BEGIN Records provided

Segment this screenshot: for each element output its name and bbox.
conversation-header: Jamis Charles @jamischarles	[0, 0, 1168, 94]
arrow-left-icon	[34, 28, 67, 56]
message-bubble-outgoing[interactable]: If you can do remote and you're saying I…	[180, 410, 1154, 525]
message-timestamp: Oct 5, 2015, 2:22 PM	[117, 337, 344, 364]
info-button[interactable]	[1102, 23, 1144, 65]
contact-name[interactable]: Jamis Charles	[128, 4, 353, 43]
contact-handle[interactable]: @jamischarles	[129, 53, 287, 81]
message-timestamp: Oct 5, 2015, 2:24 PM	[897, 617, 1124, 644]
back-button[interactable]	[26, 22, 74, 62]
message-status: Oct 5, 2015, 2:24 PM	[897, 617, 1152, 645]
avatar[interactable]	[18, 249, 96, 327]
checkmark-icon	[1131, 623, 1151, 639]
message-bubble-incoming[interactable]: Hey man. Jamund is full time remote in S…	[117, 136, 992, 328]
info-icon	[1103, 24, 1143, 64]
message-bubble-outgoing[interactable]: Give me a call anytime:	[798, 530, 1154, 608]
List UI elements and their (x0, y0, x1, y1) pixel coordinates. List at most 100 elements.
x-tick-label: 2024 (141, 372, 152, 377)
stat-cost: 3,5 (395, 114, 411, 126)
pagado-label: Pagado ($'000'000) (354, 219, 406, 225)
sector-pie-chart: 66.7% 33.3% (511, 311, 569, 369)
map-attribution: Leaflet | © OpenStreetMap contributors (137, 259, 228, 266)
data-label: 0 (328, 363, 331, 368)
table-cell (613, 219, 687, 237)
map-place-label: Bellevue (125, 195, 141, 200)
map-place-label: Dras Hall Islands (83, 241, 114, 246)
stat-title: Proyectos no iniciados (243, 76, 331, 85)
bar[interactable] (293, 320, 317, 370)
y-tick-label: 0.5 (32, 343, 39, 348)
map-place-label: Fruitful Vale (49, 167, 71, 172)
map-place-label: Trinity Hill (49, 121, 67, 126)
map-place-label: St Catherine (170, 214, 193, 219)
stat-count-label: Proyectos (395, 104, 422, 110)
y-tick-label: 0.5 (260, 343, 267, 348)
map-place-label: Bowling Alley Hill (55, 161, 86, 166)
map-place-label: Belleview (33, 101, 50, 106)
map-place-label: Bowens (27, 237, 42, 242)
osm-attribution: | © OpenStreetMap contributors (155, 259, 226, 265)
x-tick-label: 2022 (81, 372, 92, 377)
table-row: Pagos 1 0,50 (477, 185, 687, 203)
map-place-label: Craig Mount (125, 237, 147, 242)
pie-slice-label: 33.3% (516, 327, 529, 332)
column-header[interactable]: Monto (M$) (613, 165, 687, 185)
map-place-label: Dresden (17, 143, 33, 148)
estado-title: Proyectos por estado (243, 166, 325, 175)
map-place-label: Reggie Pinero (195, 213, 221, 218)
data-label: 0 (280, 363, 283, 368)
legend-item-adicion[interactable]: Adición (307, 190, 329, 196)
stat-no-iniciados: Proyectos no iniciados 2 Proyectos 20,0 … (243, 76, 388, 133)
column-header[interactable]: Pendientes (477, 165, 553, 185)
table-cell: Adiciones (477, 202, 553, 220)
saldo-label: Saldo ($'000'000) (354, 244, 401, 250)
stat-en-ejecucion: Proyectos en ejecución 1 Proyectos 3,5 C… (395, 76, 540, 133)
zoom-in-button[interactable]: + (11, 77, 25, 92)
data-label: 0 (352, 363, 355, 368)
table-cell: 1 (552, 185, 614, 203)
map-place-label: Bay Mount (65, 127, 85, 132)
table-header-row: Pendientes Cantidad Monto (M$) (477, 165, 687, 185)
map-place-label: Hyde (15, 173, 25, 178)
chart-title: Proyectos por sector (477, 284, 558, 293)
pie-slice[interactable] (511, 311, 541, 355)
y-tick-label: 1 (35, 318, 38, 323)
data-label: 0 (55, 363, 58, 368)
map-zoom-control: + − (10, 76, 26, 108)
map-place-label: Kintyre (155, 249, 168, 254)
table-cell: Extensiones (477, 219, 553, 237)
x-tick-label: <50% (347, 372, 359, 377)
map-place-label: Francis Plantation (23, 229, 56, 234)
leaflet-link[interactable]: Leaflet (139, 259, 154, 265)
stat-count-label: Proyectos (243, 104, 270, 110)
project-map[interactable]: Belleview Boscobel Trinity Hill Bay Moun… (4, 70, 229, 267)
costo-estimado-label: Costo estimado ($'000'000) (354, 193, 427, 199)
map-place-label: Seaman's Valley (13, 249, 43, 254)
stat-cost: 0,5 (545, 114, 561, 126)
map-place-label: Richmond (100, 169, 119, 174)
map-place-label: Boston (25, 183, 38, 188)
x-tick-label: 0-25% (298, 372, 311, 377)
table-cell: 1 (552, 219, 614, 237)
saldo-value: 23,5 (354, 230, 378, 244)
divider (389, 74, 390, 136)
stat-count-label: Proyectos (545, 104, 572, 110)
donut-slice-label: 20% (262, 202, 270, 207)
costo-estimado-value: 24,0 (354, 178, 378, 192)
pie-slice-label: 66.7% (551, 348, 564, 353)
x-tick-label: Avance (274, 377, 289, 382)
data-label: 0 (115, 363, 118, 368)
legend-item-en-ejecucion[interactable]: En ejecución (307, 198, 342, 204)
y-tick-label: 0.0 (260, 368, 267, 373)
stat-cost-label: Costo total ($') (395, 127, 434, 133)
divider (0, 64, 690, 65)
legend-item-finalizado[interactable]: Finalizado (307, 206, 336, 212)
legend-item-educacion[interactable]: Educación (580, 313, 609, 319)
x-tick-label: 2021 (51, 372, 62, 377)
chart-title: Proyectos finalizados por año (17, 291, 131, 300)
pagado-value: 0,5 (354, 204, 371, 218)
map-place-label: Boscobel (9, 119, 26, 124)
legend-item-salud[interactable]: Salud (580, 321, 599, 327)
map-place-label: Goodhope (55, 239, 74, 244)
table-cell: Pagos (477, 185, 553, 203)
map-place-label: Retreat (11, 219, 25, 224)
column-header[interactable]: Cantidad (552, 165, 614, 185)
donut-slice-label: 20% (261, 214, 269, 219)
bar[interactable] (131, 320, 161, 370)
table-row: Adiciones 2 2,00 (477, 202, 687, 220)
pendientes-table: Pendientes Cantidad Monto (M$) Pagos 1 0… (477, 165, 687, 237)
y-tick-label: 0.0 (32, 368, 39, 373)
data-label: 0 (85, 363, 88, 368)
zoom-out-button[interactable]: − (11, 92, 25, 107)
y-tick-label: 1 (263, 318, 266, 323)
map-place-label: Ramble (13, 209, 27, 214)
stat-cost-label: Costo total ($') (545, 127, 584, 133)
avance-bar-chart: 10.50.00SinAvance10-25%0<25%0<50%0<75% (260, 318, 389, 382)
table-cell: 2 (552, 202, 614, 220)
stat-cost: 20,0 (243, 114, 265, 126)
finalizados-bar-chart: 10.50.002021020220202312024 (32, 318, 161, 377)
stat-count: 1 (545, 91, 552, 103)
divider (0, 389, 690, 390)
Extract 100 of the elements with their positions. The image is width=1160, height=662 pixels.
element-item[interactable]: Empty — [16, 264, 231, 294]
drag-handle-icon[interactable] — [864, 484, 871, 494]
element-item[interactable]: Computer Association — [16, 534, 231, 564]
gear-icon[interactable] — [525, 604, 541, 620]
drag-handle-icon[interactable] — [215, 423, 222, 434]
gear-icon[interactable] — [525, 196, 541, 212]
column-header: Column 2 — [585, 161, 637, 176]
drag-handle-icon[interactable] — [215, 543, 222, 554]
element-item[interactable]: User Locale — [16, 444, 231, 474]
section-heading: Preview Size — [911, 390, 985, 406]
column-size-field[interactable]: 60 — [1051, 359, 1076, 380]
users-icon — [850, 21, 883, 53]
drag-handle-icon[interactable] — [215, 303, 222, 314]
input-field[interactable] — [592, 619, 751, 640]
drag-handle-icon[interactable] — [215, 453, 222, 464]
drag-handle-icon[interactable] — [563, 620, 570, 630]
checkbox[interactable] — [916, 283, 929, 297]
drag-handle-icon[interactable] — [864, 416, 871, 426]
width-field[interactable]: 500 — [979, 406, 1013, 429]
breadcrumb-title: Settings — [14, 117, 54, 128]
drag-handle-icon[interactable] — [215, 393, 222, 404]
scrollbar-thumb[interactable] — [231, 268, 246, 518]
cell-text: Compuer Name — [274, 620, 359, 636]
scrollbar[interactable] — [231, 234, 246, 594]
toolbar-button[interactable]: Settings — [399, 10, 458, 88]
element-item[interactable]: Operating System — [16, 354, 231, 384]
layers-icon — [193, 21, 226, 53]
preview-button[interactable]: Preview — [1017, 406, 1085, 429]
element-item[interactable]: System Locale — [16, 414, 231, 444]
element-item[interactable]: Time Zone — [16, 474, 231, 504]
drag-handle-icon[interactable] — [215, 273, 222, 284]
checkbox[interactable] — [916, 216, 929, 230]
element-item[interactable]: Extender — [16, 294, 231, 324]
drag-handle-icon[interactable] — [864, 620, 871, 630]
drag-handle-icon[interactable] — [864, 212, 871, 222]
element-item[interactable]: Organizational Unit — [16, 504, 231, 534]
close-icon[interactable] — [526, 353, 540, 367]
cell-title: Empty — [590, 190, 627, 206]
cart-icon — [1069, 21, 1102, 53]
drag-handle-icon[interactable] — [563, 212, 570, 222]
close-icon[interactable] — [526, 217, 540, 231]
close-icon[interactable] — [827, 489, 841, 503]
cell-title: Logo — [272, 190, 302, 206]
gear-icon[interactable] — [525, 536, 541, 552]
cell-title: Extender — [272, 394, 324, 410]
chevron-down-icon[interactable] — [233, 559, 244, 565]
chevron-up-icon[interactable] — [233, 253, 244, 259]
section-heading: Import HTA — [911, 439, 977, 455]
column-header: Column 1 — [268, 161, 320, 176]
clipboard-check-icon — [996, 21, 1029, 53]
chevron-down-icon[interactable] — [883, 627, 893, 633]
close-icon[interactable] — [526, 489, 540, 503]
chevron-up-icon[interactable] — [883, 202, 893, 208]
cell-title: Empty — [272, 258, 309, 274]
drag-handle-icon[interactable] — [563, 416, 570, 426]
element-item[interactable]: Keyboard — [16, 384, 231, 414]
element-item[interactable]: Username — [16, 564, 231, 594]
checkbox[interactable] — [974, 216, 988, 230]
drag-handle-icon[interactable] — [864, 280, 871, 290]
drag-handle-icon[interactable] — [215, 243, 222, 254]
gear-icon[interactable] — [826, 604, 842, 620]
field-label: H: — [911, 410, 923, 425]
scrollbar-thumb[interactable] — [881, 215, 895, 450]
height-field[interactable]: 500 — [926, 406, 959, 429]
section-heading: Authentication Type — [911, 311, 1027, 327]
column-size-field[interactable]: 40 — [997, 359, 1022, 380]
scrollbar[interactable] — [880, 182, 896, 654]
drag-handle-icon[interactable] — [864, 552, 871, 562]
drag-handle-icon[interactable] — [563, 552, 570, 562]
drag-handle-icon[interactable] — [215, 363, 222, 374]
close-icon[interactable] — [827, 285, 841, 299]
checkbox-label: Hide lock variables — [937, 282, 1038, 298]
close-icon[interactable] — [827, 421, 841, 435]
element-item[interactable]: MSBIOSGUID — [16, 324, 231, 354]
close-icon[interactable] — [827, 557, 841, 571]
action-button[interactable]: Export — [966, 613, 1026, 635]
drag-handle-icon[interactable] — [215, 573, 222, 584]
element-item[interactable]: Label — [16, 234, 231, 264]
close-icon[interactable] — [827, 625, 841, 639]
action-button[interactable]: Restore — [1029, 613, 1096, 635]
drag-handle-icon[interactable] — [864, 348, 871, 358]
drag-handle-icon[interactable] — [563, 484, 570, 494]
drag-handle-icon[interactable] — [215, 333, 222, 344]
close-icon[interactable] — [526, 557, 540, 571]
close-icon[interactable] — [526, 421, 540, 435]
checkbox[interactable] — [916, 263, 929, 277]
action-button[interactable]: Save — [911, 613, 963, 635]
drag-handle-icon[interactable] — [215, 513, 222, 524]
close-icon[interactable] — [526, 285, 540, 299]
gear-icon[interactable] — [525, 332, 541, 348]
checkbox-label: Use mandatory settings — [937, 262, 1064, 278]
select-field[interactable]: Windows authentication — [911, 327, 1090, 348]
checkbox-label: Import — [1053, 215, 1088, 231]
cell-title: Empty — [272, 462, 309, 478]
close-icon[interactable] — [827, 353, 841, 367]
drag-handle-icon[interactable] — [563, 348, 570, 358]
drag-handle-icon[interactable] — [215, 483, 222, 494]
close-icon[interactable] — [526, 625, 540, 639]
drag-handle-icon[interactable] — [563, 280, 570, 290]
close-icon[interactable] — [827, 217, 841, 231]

END Records provided

Please turn the lines above into a numbered list, starting with the first line and going on through the line with "message-bubble-outgoing[interactable]: If you". Leave out any blank lines.

== Final answer ==
1. Segment this screenshot: for each element output its name and bbox.
2. conversation-header: Jamis Charles @jamischarles	[0, 0, 1168, 94]
3. arrow-left-icon	[34, 28, 67, 56]
4. message-bubble-outgoing[interactable]: If you can do remote and you're saying I…	[180, 410, 1154, 525]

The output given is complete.